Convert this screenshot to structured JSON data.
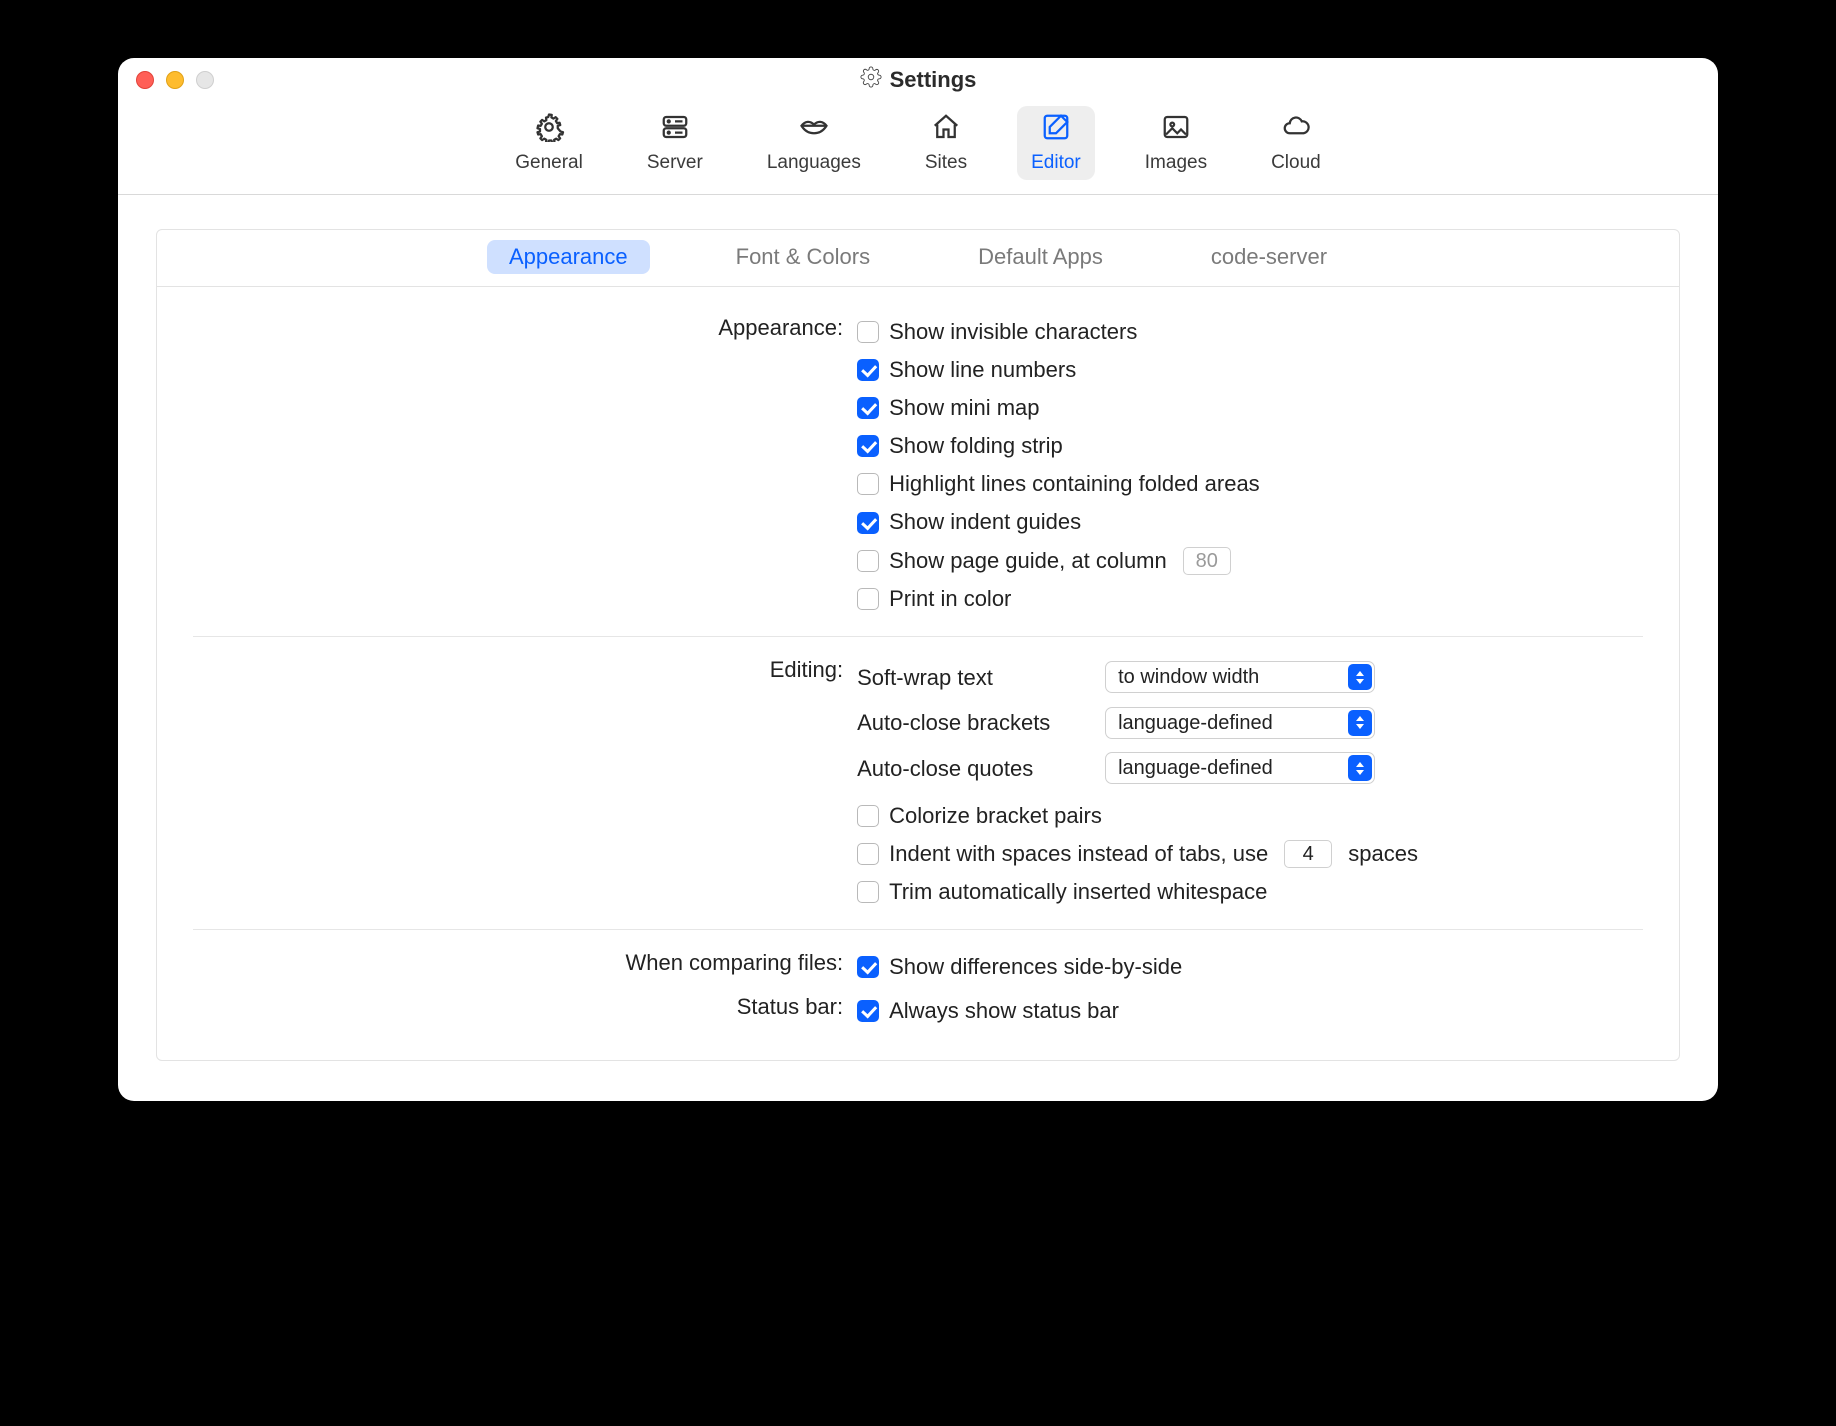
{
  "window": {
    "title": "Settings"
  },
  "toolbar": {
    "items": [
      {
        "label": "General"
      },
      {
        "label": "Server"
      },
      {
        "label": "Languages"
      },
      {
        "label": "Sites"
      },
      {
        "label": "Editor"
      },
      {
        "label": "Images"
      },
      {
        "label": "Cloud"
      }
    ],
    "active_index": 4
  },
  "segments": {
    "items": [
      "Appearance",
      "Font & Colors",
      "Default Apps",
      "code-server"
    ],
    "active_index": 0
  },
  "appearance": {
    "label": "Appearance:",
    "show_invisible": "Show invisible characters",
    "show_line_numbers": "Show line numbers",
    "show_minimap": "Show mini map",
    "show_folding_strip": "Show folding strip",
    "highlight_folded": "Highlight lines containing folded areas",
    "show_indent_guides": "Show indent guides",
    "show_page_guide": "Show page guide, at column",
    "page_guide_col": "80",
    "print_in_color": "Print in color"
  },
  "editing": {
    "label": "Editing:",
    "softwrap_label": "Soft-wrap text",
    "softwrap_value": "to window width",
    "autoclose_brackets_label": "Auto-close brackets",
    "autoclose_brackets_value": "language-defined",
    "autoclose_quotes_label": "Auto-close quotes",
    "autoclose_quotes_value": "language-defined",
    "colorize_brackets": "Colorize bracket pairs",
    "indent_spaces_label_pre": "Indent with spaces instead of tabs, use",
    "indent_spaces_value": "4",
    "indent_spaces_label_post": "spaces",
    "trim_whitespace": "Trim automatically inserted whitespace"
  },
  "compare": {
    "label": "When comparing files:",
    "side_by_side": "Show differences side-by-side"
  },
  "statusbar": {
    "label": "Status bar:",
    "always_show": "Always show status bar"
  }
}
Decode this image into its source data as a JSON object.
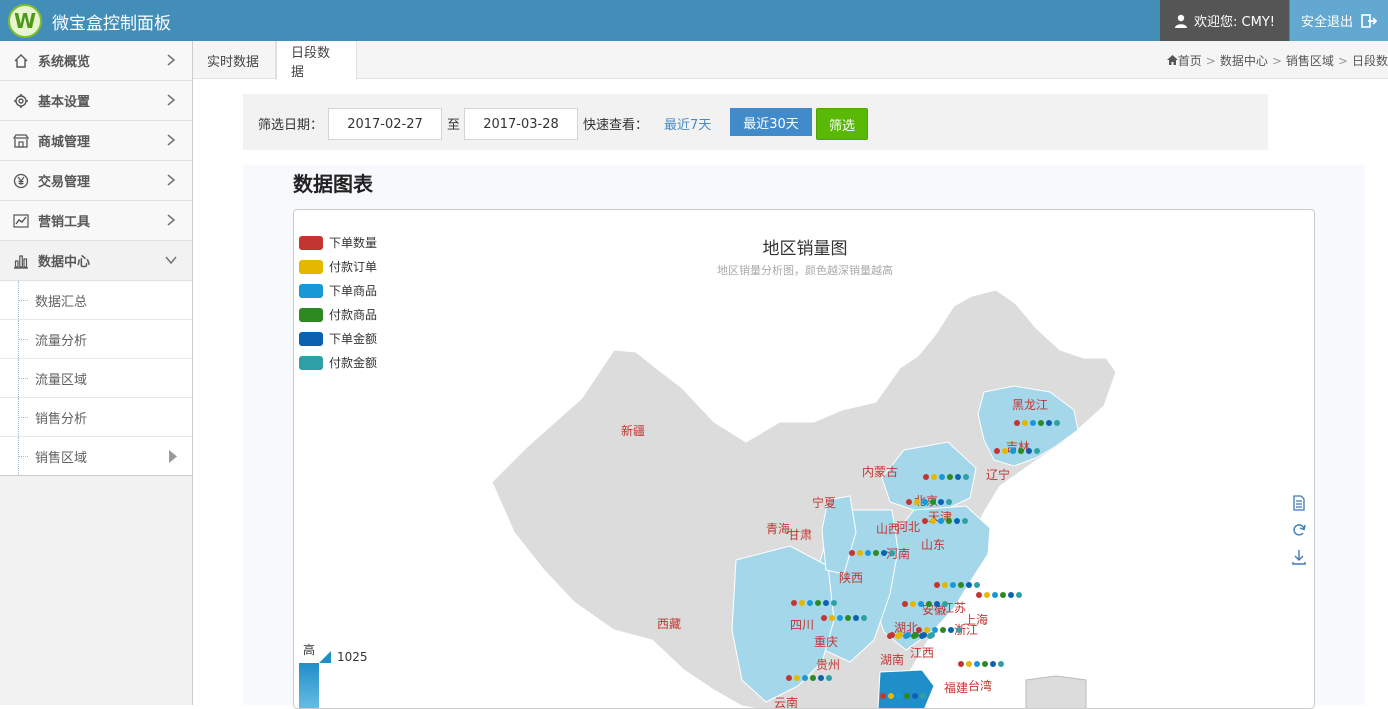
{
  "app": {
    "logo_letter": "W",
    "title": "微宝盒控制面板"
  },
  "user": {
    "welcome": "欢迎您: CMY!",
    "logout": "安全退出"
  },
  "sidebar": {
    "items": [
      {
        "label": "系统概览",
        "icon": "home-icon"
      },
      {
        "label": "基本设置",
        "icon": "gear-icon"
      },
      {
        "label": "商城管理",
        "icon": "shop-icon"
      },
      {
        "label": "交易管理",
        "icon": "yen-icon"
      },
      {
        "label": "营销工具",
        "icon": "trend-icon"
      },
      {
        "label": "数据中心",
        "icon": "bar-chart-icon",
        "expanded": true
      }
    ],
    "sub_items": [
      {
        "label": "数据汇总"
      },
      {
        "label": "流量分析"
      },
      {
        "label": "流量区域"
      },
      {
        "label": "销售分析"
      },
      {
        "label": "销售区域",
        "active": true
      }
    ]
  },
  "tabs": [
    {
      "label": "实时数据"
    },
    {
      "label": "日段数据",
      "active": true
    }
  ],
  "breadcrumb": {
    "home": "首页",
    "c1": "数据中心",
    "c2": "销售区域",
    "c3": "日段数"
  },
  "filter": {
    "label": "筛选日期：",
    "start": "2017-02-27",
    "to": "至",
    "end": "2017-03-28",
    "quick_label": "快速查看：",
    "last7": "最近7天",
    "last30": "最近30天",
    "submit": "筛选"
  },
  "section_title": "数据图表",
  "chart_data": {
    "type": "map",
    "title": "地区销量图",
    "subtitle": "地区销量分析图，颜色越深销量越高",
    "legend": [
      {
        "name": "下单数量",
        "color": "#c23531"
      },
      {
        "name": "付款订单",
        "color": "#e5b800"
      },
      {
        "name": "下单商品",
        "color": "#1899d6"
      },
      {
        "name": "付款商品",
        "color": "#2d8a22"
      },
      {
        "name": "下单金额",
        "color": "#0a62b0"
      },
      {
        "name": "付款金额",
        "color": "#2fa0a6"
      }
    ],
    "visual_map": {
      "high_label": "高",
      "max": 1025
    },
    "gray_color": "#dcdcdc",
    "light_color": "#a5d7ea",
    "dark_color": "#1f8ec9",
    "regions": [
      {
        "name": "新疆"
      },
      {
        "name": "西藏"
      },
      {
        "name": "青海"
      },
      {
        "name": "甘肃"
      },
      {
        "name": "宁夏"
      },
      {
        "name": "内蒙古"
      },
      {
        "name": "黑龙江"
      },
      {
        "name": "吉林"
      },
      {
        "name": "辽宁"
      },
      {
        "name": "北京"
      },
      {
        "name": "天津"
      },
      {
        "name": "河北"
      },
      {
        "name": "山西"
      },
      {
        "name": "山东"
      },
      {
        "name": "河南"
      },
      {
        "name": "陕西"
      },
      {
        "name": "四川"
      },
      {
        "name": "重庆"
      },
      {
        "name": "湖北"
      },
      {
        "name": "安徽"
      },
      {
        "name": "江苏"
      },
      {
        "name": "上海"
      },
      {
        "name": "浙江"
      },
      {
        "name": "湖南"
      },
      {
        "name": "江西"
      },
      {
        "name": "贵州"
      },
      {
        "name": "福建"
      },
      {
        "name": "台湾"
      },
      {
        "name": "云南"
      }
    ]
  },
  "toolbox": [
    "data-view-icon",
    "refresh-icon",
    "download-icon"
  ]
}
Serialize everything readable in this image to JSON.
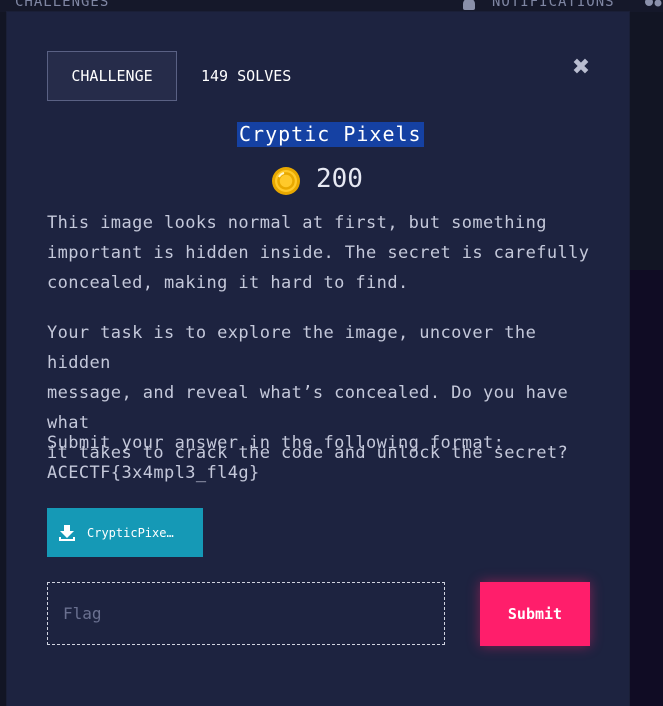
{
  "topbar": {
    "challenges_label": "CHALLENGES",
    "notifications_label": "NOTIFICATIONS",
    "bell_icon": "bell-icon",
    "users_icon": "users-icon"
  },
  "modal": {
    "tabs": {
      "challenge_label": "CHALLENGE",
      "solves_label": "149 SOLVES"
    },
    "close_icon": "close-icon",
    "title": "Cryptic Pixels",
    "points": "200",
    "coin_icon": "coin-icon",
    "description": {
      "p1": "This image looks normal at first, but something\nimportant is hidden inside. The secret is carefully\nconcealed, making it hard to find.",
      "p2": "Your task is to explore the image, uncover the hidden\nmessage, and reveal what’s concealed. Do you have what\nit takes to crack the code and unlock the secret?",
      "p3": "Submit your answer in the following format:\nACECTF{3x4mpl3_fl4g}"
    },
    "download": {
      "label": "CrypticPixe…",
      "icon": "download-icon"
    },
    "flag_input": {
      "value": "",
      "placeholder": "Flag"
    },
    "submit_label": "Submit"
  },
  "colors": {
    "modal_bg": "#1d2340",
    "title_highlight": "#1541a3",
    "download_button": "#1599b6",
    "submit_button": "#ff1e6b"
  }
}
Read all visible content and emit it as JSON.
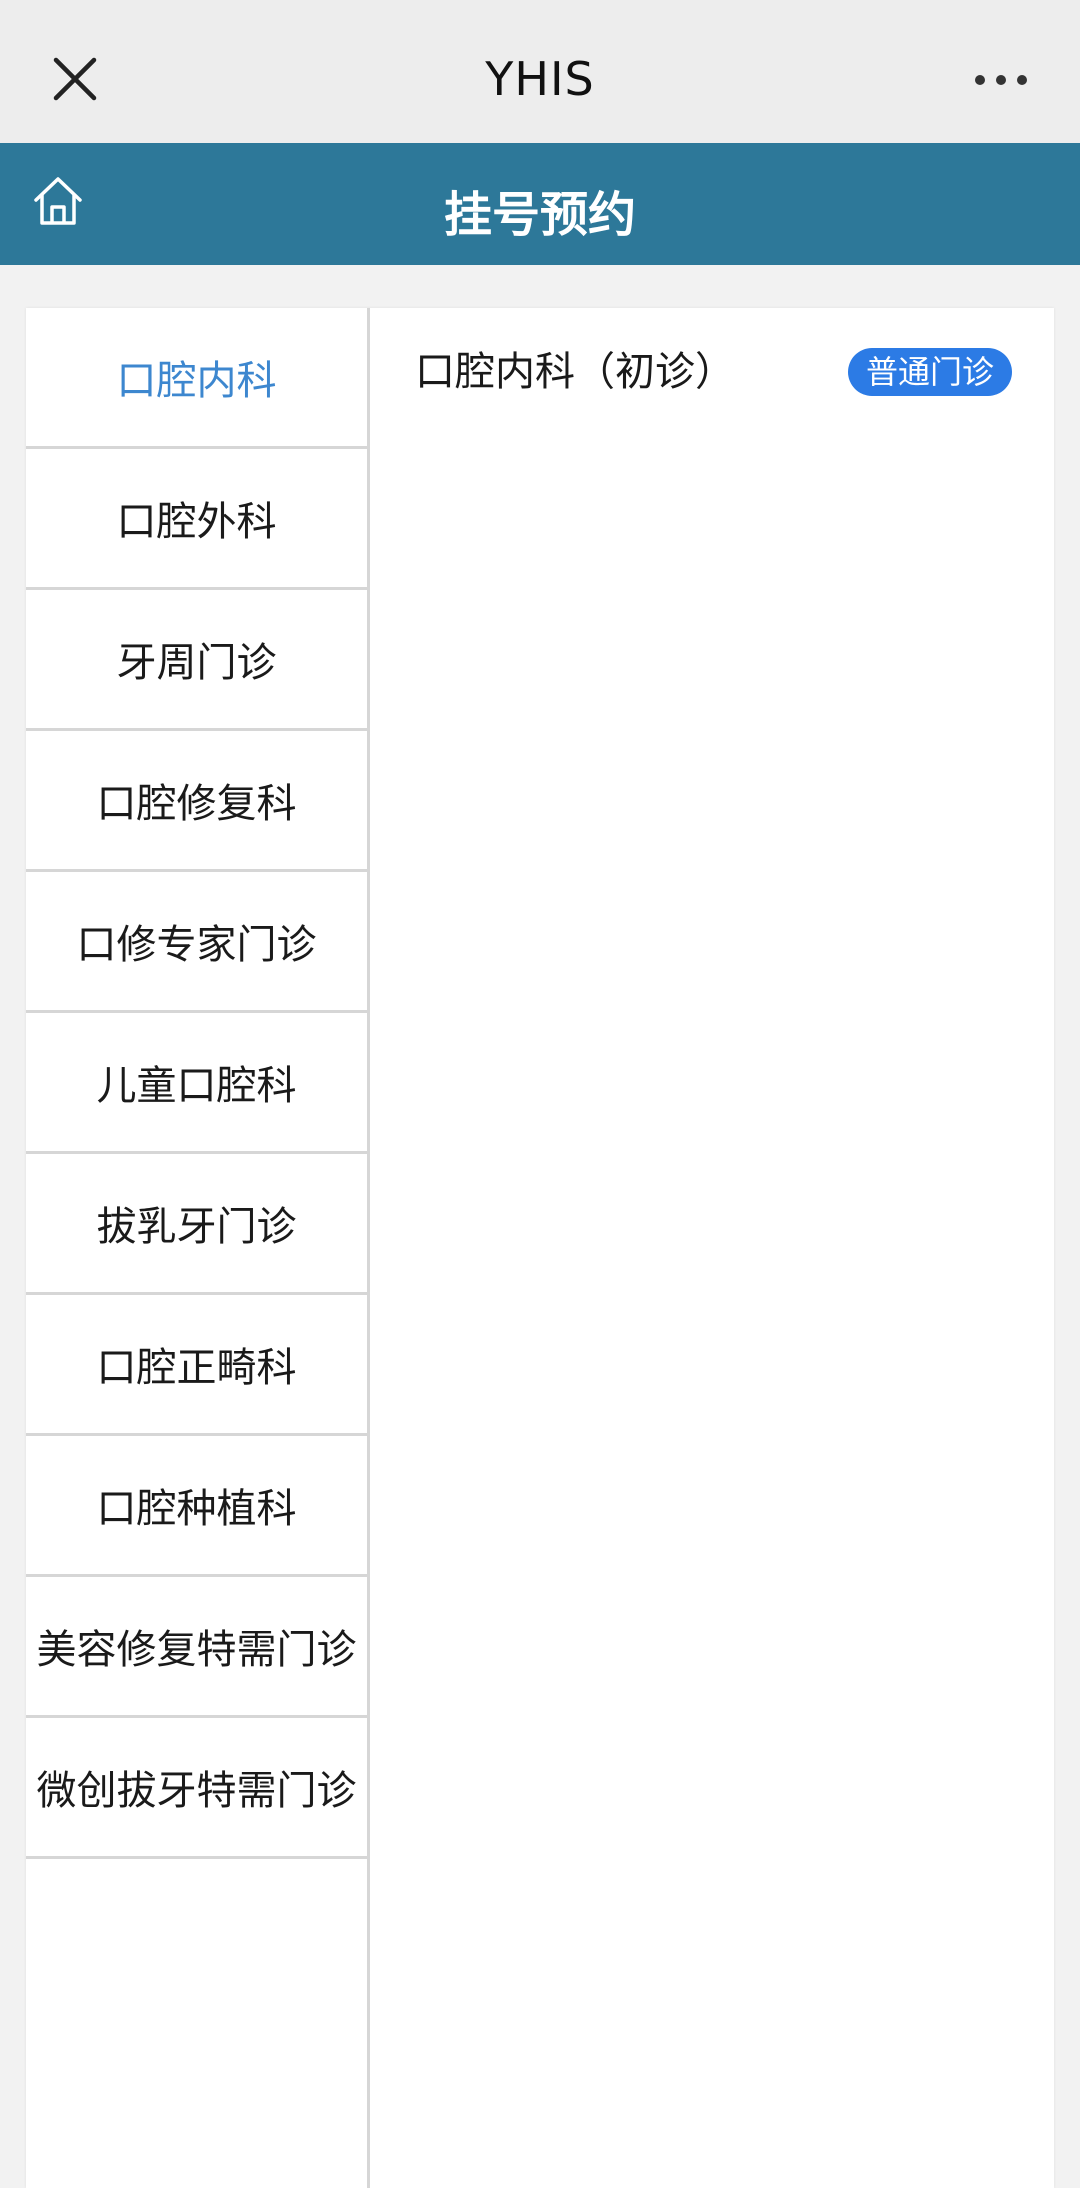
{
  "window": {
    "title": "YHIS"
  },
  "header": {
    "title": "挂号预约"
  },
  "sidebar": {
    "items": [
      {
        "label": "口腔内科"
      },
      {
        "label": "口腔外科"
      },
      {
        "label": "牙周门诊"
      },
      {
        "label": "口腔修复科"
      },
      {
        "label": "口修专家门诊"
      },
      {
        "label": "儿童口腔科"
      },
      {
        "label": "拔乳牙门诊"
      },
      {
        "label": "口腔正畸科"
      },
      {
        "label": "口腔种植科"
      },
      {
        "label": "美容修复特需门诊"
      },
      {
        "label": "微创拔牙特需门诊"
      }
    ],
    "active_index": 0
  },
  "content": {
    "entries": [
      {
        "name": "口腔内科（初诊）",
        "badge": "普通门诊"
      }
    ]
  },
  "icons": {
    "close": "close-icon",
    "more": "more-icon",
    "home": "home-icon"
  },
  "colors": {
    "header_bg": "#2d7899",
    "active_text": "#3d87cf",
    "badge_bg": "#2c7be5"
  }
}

=======

**THE EXERCISE:**
Scan the entries above for the word "true" and collect each line holding it.

**WRITTEN SOLUTION:**
        "expanded": true
        "active": true
      "active": true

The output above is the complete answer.